● TASK BRIEF:
Find every line below with the string "this" and pick it out.

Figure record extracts
►
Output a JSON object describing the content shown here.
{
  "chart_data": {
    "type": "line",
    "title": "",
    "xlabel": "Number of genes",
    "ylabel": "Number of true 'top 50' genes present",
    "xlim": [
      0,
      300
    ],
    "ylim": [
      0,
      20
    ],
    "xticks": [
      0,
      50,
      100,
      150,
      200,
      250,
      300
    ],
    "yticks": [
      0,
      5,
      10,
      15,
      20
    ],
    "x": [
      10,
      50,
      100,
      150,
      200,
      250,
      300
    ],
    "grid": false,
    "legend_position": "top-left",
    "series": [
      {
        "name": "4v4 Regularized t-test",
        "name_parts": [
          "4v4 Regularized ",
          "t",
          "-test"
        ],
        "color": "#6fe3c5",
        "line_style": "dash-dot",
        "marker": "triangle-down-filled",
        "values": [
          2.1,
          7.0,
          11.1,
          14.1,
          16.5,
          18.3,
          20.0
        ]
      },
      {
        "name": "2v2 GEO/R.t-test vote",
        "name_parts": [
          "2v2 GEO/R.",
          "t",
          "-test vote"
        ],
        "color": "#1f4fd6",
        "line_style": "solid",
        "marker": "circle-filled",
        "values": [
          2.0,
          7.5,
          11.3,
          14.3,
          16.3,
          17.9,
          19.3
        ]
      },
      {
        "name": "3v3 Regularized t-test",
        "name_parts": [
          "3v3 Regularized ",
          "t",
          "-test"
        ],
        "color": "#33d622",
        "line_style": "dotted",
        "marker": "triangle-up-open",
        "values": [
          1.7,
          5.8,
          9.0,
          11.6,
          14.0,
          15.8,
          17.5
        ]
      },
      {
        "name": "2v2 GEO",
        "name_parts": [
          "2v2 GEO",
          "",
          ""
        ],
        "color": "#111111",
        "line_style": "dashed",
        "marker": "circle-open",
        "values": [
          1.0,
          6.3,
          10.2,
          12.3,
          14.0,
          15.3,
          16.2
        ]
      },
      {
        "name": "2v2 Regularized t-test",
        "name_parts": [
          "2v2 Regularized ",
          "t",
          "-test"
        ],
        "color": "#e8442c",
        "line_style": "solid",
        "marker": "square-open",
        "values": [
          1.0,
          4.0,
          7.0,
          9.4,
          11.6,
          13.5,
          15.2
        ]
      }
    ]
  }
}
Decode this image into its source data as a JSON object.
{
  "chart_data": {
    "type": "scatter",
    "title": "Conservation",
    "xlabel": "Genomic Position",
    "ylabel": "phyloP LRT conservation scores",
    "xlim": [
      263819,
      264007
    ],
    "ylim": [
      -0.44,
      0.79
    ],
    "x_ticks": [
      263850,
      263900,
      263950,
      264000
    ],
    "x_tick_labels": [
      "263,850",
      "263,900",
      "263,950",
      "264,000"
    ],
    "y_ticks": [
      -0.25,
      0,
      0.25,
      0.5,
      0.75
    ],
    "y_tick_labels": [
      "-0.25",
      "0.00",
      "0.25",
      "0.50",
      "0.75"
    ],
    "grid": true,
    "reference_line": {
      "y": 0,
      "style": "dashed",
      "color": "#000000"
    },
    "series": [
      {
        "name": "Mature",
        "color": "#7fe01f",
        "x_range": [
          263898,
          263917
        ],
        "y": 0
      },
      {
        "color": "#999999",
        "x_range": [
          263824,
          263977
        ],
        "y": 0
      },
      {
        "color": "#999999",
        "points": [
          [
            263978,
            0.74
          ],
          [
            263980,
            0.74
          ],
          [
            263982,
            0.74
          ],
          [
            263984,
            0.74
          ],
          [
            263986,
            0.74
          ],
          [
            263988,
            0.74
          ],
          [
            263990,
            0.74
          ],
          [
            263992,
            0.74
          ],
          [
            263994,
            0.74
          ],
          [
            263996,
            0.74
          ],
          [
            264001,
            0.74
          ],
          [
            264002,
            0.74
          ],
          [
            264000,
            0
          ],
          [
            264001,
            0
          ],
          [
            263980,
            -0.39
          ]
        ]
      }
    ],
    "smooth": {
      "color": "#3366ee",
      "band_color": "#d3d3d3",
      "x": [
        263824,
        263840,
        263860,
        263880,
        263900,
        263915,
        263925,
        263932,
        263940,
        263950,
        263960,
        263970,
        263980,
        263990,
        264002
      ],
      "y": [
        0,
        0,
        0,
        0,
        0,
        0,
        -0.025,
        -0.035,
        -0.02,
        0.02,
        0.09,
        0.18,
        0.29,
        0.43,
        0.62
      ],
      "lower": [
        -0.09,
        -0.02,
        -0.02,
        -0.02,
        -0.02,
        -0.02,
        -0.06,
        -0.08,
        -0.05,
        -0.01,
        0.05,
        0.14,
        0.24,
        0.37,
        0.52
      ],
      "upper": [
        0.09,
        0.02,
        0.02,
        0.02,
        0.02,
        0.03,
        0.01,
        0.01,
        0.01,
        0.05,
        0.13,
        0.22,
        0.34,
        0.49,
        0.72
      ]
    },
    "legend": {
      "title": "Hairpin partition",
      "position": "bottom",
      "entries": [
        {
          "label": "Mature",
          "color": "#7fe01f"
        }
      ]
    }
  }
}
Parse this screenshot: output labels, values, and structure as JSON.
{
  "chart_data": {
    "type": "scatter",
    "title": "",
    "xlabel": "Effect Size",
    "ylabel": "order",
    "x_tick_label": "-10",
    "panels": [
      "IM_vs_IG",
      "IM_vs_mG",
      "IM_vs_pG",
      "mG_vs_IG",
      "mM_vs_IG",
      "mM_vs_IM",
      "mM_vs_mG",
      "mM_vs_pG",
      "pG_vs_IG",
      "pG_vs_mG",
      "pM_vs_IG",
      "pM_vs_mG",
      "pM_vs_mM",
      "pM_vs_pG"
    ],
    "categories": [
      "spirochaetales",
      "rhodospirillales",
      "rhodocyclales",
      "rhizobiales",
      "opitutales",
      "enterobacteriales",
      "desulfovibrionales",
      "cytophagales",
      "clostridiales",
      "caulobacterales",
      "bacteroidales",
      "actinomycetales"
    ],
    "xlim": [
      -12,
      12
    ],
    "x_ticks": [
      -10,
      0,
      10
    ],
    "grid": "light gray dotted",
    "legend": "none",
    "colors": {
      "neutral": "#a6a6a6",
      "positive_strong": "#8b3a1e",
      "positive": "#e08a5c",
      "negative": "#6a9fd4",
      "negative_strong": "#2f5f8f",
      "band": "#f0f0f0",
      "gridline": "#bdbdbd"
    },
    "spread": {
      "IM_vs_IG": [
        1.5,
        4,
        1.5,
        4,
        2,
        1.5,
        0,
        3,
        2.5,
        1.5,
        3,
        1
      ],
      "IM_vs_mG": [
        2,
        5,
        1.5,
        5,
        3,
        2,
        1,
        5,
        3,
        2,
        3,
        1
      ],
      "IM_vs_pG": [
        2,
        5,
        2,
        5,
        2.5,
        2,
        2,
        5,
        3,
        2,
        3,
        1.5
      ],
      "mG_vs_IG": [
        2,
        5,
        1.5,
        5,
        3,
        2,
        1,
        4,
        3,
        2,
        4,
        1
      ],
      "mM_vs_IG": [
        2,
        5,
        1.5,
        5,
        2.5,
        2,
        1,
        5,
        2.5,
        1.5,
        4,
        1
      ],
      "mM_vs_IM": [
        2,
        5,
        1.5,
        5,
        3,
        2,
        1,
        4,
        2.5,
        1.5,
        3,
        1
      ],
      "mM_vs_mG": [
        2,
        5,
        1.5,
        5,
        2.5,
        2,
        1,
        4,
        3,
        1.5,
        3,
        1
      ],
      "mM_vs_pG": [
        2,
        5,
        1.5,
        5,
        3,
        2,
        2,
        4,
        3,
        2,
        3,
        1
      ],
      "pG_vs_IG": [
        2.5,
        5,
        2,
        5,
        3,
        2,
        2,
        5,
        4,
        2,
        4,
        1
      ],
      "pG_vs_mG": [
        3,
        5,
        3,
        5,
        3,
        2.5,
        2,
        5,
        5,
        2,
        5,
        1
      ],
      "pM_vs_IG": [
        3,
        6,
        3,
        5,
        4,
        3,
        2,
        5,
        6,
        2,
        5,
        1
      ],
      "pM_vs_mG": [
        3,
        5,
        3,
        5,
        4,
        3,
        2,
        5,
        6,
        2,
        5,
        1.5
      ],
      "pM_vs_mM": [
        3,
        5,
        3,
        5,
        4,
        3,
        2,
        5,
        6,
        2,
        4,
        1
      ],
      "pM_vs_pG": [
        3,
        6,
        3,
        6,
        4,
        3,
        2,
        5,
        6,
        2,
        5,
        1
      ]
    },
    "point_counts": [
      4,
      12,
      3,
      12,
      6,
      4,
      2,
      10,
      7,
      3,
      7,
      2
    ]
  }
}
◄
● EXERCISE RESULT:
Decode this image into its source data as a JSON object.
Parse this screenshot: output labels, values, and structure as JSON.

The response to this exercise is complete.